▶ [Set exercise]: Reproduce the forum thread about the wire-tying hook below word for word, from start to finish.

Used to have a index finger worked over by that hooky thingy, six years of rebar work. Used to be called "Rod Buster", and even ran "steel" crews. Mine had a little bit more of a hook to it, helps with the speed. Them straight ones, the loops would sometimes just slide back off. Used to be, I could out tie a guy who used the pliers& and wire reel. Kind of ticked him off, too.

The ties are known as "Bag Ties". And that is known as a spinner. You'd be surprised at how many I'd wear out in a year….


----------



## Smitty_Cabinetshop (Mar 26, 2011)

I used one of those in my younger days to twist the wire ties burly bob described, except the ones I used were made of copper and were applied to 50lb bags of crushed ice to hold them closed.


----------



## Kryptic (Nov 8, 2013)

they make rugs with them ?

or tie down radiant heat tubing to metal grid locked in oncoming cement pour

we need to find the use in tools that surround us, to the job that confronts us, even if its tying the cat gut to a racquet


----------



## mikeevens45 (Jan 31, 2014)

true use was for tying potato sacks with wire ties


----------



## Smitty_Cabinetshop (Mar 26, 2011)

▶ [Data shown]:
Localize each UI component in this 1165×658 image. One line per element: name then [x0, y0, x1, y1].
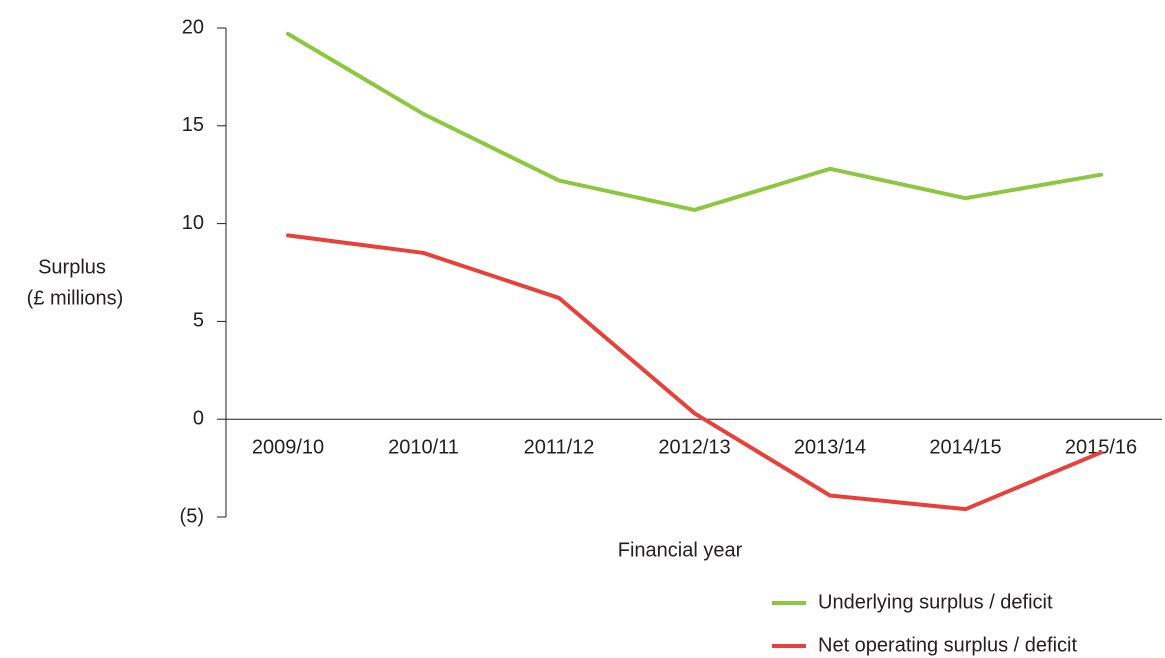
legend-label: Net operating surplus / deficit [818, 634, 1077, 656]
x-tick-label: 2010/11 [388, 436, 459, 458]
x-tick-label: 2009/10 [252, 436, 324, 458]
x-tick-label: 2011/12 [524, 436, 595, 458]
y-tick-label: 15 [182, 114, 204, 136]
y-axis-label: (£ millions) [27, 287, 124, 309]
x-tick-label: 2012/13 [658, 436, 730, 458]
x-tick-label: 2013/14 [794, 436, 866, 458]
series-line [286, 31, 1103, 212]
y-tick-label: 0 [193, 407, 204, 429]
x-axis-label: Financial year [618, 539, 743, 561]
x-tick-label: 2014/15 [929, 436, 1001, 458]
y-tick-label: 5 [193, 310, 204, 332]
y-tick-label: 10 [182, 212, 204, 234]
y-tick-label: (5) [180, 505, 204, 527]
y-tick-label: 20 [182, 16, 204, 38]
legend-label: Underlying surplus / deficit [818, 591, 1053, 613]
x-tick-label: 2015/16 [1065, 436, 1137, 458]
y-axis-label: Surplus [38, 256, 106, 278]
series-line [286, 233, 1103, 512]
* * *
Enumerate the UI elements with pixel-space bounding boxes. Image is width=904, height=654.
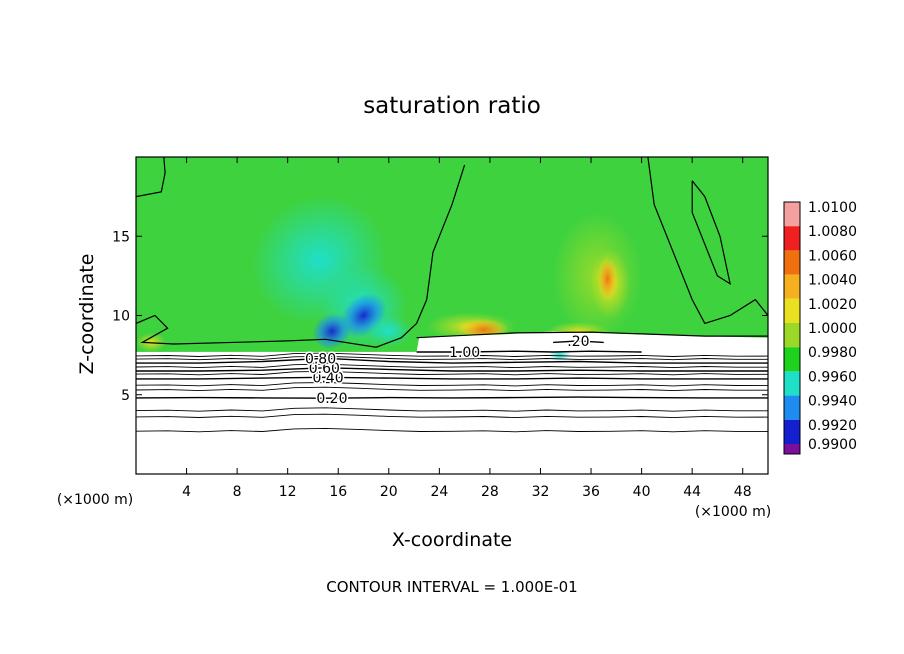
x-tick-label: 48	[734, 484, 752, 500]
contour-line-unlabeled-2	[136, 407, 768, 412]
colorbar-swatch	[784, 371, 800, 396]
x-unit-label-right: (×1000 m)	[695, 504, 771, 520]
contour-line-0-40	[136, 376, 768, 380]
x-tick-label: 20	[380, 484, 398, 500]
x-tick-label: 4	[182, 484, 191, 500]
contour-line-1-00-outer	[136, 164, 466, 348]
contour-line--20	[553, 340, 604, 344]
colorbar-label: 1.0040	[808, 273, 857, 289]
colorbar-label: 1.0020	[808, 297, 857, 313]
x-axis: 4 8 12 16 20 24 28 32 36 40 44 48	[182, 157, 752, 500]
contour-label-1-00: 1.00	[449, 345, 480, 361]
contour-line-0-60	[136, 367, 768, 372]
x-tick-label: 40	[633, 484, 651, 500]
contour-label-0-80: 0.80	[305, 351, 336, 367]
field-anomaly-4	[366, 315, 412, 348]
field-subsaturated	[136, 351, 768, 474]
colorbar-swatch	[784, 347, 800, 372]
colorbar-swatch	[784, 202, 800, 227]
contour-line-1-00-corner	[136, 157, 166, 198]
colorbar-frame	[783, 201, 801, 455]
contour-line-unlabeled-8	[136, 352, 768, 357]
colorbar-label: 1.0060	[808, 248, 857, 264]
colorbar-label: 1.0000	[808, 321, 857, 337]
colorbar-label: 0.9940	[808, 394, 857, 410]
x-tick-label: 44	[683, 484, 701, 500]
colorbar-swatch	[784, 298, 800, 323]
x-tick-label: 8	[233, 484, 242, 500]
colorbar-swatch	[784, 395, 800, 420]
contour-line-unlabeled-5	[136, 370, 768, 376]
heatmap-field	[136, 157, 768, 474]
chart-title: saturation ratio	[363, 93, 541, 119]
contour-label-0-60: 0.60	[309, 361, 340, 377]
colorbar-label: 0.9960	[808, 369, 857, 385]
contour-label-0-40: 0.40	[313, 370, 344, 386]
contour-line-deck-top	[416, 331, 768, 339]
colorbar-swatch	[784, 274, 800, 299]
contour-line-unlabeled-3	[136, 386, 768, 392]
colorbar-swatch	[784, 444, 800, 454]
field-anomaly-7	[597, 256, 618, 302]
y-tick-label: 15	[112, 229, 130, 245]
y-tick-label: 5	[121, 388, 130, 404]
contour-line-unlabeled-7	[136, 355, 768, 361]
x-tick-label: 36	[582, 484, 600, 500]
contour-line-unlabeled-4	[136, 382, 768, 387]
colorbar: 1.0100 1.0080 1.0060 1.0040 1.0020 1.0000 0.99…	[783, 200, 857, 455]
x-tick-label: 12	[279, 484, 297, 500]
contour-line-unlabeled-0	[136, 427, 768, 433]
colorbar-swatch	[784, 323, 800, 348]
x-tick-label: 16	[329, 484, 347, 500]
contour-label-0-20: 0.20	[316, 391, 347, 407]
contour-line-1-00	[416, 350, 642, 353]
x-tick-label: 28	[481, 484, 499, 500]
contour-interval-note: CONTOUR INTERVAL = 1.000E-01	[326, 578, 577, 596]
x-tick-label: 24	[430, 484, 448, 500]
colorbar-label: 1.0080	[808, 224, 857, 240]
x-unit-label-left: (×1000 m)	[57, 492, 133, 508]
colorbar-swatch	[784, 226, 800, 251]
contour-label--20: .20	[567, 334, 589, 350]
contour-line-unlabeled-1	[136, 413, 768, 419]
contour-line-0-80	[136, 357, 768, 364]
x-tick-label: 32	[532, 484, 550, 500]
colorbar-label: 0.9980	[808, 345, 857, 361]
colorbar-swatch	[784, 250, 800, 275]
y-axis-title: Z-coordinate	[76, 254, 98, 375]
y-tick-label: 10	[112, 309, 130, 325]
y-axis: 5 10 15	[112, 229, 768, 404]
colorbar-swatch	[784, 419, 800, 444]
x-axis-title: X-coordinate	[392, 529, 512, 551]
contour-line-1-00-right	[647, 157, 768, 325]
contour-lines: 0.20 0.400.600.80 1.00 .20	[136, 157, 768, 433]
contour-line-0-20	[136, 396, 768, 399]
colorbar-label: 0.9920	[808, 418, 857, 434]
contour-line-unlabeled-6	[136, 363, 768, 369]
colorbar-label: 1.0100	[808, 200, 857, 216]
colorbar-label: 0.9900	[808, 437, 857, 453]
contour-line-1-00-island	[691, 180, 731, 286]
* * *
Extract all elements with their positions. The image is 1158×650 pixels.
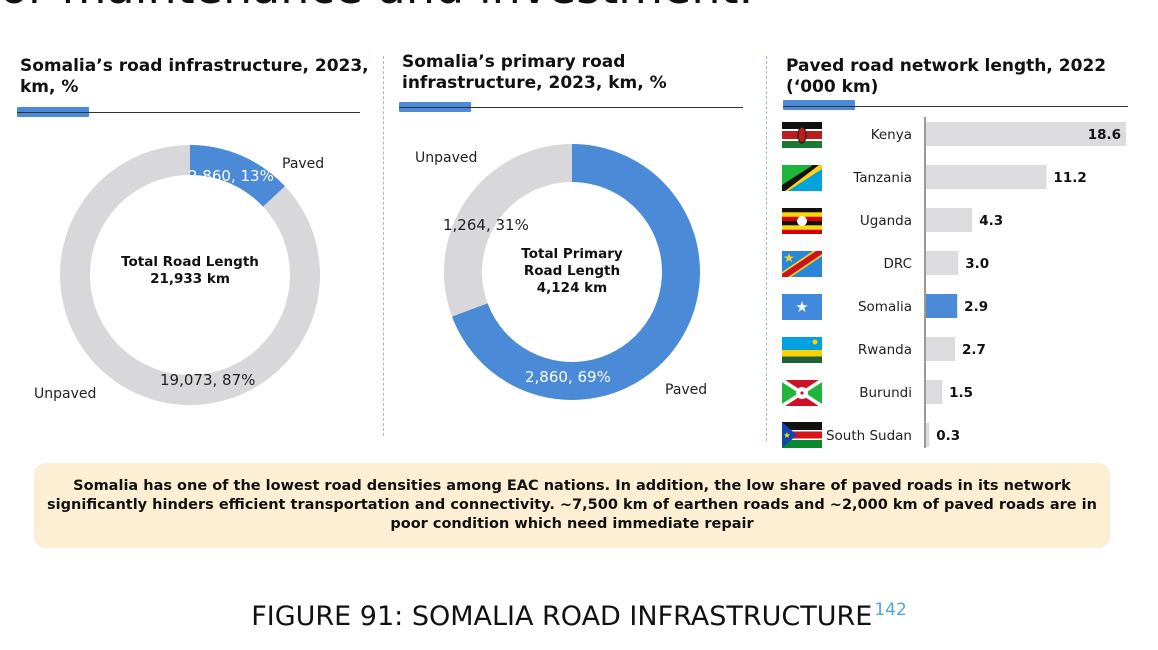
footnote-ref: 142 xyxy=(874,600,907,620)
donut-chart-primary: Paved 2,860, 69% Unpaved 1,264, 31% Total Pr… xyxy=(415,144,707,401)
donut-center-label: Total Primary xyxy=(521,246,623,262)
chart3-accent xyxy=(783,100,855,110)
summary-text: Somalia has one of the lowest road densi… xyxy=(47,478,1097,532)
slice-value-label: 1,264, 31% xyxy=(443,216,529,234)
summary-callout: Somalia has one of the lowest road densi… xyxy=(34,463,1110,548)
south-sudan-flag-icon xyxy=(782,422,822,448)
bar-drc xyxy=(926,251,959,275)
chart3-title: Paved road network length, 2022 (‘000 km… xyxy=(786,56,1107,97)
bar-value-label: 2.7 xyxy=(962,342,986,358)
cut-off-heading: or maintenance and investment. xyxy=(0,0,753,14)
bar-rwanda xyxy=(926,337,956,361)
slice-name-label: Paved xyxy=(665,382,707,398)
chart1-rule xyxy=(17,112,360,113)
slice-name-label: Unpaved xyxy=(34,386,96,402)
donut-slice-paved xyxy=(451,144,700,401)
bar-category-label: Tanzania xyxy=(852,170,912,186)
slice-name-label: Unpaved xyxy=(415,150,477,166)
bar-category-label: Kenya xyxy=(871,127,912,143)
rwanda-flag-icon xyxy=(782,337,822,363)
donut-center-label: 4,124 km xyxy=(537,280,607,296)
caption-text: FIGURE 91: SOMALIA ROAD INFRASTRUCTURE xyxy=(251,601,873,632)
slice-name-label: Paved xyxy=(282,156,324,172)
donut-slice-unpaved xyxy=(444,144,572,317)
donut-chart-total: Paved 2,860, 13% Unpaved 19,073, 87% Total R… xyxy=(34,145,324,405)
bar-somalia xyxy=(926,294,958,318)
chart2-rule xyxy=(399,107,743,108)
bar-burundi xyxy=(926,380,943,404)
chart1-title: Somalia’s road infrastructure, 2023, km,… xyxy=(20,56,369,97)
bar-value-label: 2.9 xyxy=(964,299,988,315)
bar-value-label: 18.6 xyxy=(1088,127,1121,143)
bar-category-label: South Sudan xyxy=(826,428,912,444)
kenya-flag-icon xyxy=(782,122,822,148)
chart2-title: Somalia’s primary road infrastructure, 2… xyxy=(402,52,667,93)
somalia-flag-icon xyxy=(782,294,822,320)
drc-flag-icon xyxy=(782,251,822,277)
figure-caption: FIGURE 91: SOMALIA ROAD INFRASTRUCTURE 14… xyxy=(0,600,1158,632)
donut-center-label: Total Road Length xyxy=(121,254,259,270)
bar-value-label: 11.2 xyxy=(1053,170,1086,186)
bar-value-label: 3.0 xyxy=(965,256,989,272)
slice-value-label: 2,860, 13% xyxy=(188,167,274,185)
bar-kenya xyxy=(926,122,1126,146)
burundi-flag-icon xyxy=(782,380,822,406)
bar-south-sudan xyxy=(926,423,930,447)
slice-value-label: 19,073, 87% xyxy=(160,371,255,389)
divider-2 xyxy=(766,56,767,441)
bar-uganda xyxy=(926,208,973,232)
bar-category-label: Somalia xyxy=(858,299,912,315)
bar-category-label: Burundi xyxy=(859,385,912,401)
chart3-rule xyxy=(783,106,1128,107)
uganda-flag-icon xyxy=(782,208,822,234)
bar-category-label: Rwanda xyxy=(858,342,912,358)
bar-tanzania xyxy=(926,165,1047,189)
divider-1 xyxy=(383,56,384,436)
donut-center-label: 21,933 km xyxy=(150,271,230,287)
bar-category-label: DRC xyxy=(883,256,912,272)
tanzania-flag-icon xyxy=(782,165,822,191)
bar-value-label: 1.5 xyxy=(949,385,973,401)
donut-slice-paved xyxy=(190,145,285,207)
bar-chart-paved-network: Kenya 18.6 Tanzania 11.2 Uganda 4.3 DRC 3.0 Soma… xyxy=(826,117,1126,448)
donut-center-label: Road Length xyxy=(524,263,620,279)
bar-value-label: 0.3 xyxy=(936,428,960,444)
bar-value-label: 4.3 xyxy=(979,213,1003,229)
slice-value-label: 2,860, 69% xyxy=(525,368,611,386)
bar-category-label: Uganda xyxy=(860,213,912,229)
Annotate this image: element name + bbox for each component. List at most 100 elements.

▶ [Correct answer]:
Used to have a index finger worked over by that hooky thingy, six years of rebar work. Used to be called "Rod Buster", and even ran "steel" crews. Mine had a little bit more of a hook to it, helps with the speed. Them straight ones, the loops would sometimes just slide back off. Used to be, I could out tie a guy who used the pliers& and wire reel. Kind of ticked him off, too.

The ties are known as "Bag Ties". And that is known as a spinner. You'd be surprised at how many I'd wear out in a year….


----------



## Smitty_Cabinetshop (Mar 26, 2011)

I used one of those in my younger days to twist the wire ties burly bob described, except the ones I used were made of copper and were applied to 50lb bags of crushed ice to hold them closed.


----------



## Kryptic (Nov 8, 2013)

they make rugs with them ?

or tie down radiant heat tubing to metal grid locked in oncoming cement pour

we need to find the use in tools that surround us, to the job that confronts us, even if its tying the cat gut to a racquet


----------



## mikeevens45 (Jan 31, 2014)

true use was for tying potato sacks with wire ties


----------



## Smitty_Cabinetshop (Mar 26, 2011)